What is expected → Identify each line in the records below that contains the word "صاحي", and copy it.

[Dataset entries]
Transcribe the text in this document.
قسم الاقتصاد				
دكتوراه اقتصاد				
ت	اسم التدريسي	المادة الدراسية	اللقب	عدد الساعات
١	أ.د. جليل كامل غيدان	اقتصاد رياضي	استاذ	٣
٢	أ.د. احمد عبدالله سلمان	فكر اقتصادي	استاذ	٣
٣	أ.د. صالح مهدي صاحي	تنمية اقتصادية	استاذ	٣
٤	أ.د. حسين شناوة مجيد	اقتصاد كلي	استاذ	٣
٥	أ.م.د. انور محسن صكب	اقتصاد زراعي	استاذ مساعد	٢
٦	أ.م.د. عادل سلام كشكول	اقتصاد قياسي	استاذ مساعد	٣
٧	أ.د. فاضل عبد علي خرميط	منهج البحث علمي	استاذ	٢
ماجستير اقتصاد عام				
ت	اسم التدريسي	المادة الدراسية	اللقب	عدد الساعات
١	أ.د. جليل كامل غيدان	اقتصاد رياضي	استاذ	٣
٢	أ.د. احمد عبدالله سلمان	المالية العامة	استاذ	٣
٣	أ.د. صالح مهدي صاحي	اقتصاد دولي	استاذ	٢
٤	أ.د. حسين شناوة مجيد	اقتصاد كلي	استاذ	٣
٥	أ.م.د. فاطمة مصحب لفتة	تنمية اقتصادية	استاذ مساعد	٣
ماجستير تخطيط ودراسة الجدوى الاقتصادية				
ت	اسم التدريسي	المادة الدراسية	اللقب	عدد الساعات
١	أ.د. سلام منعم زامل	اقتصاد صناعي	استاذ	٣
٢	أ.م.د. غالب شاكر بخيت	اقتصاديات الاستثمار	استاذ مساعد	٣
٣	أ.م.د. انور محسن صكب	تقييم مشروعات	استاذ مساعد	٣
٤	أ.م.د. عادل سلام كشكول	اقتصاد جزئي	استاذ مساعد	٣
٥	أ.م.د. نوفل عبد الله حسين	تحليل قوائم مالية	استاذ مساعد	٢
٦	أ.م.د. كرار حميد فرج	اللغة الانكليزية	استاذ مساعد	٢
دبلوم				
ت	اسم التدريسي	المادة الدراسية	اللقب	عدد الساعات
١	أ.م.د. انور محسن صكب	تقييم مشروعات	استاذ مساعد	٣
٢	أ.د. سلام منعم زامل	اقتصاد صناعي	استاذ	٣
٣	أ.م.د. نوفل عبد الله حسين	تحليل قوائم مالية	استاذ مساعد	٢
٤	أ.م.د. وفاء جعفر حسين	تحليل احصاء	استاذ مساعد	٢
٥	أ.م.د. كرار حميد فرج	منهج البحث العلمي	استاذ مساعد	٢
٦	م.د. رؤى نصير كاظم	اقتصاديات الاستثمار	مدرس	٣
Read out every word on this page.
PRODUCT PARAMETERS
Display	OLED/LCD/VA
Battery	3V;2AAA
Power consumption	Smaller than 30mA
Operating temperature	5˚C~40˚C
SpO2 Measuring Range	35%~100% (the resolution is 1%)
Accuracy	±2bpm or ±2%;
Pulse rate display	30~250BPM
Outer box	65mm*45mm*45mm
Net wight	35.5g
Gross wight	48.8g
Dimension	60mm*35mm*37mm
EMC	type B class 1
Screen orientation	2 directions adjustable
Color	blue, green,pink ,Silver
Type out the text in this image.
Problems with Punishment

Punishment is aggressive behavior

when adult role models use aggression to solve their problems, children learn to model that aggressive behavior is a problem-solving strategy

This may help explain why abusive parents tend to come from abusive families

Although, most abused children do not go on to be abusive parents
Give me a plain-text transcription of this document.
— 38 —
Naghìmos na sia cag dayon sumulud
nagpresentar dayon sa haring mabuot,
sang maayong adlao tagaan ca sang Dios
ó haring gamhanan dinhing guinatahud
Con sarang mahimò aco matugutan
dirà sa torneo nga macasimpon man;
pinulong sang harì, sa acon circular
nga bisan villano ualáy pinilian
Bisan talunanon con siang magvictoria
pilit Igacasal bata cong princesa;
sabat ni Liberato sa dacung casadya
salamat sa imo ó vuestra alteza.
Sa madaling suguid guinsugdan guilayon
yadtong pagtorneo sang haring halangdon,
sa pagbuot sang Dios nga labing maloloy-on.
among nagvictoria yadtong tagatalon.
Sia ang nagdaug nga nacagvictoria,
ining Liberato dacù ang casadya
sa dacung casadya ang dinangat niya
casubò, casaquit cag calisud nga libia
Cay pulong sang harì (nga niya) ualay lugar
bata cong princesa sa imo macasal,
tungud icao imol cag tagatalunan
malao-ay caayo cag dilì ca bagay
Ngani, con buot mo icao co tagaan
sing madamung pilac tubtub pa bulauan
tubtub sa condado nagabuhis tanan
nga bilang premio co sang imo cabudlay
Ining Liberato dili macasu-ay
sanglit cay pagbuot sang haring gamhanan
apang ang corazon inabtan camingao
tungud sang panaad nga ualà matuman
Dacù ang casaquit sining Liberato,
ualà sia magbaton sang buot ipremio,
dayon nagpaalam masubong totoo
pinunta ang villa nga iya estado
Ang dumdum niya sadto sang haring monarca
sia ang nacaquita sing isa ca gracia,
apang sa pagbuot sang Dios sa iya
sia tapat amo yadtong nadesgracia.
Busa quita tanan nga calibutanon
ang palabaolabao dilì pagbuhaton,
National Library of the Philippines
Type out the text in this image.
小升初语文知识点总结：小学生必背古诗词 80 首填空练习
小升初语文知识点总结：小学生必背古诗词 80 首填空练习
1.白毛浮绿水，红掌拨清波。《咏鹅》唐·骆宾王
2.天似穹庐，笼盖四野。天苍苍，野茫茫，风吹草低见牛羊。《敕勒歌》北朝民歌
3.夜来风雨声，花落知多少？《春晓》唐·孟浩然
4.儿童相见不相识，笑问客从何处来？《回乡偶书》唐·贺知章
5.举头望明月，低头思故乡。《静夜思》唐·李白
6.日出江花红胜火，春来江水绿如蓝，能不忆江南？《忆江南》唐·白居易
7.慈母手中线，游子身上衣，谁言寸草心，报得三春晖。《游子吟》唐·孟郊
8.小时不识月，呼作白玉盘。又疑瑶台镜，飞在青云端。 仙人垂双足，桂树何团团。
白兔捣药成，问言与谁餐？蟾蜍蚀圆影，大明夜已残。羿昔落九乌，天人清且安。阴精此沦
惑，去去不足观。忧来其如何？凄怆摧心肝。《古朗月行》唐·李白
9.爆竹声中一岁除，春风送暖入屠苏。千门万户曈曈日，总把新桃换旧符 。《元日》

The answer →
٣	أ.د. صالح مهدي صاحي	تنمية اقتصادية	استاذ	٣
٣	أ.د. صالح مهدي صاحي	اقتصاد دولي	استاذ	٢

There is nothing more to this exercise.